### Challenge
Transcribe the material in full, exactly as written.

### Listed records
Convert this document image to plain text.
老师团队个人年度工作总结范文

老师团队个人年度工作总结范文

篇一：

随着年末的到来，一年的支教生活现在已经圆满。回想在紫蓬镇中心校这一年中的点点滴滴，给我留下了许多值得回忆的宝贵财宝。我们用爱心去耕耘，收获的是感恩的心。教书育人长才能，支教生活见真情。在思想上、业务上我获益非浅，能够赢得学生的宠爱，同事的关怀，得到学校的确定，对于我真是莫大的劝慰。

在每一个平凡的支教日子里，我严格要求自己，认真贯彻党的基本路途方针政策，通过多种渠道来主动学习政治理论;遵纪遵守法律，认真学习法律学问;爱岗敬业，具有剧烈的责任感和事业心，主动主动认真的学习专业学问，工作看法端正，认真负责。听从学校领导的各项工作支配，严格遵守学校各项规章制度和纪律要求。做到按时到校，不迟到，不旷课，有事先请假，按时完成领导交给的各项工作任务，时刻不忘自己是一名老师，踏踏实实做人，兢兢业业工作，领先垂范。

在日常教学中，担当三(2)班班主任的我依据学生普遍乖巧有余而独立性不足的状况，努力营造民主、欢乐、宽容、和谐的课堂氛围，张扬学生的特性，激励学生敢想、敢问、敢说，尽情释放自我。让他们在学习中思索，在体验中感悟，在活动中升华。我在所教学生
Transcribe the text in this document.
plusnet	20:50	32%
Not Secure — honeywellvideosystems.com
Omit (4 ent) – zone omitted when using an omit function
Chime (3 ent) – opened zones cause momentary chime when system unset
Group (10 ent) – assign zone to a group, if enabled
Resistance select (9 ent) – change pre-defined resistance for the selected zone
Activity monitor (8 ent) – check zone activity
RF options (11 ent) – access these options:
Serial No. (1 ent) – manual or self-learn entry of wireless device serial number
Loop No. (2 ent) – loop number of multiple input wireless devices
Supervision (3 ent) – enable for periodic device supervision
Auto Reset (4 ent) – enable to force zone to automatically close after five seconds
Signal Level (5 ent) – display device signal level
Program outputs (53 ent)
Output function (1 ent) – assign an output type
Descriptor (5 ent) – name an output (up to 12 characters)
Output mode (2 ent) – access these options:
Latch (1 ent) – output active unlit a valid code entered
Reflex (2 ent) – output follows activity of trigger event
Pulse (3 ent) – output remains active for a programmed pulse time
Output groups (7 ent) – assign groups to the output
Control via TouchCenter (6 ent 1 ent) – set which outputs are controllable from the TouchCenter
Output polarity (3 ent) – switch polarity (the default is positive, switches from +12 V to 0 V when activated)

### Response to this task
Convert this document image to plain text.
老师团队个人年度工作总结范文

老师团队个人年度工作总结范文

篇一：

随着年末的到来，一年的支教生活现在已经圆满。回想在紫蓬镇中心校这一年中的点点滴滴，给我留下了许多值得回忆的宝贵财宝。我们用爱心去耕耘，收获的是感恩的心。教书育人长才能，支教生活见真情。在思想上、业务上我获益非浅，能够赢得学生的宠爱，同事的关怀，得到学校的确定，对于我真是莫大的劝慰。

在每一个平凡的支教日子里，我严格要求自己，认真贯彻党的基本路途方针政策，通过多种渠道来主动学习政治理论;遵纪遵守法律，认真学习法律学问;爱岗敬业，具有剧烈的责任感和事业心，主动主动认真的学习专业学问，工作看法端正，认真负责。听从学校领导的各项工作支配，严格遵守学校各项规章制度和纪律要求。做到按时到校，不迟到，不旷课，有事先请假，按时完成领导交给的各项工作任务，时刻不忘自己是一名老师，踏踏实实做人，兢兢业业工作，领先垂范。

在日常教学中，担当三(2)班班主任的我依据学生普遍乖巧有余而独立性不足的状况，努力营造民主、欢乐、宽容、和谐的课堂氛围，张扬学生的特性，激励学生敢想、敢问、敢说，尽情释放自我。让他们在学习中思索，在体验中感悟，在活动中升华。我在所教学生
Transcribe the text in this document.
plusnet	20:50	32%
Not Secure — honeywellvideosystems.com
Omit (4 ent) – zone omitted when using an omit function
Chime (3 ent) – opened zones cause momentary chime when system unset
Group (10 ent) – assign zone to a group, if enabled
Resistance select (9 ent) – change pre-defined resistance for the selected zone
Activity monitor (8 ent) – check zone activity
RF options (11 ent) – access these options:
Serial No. (1 ent) – manual or self-learn entry of wireless device serial number
Loop No. (2 ent) – loop number of multiple input wireless devices
Supervision (3 ent) – enable for periodic device supervision
Auto Reset (4 ent) – enable to force zone to automatically close after five seconds
Signal Level (5 ent) – display device signal level
Program outputs (53 ent)
Output function (1 ent) – assign an output type
Descriptor (5 ent) – name an output (up to 12 characters)
Output mode (2 ent) – access these options:
Latch (1 ent) – output active unlit a valid code entered
Reflex (2 ent) – output follows activity of trigger event
Pulse (3 ent) – output remains active for a programmed pulse time
Output groups (7 ent) – assign groups to the output
Control via TouchCenter (6 ent 1 ent) – set which outputs are controllable from the TouchCenter
Output polarity (3 ent) – switch polarity (the default is positive, switches from +12 V to 0 V when activated)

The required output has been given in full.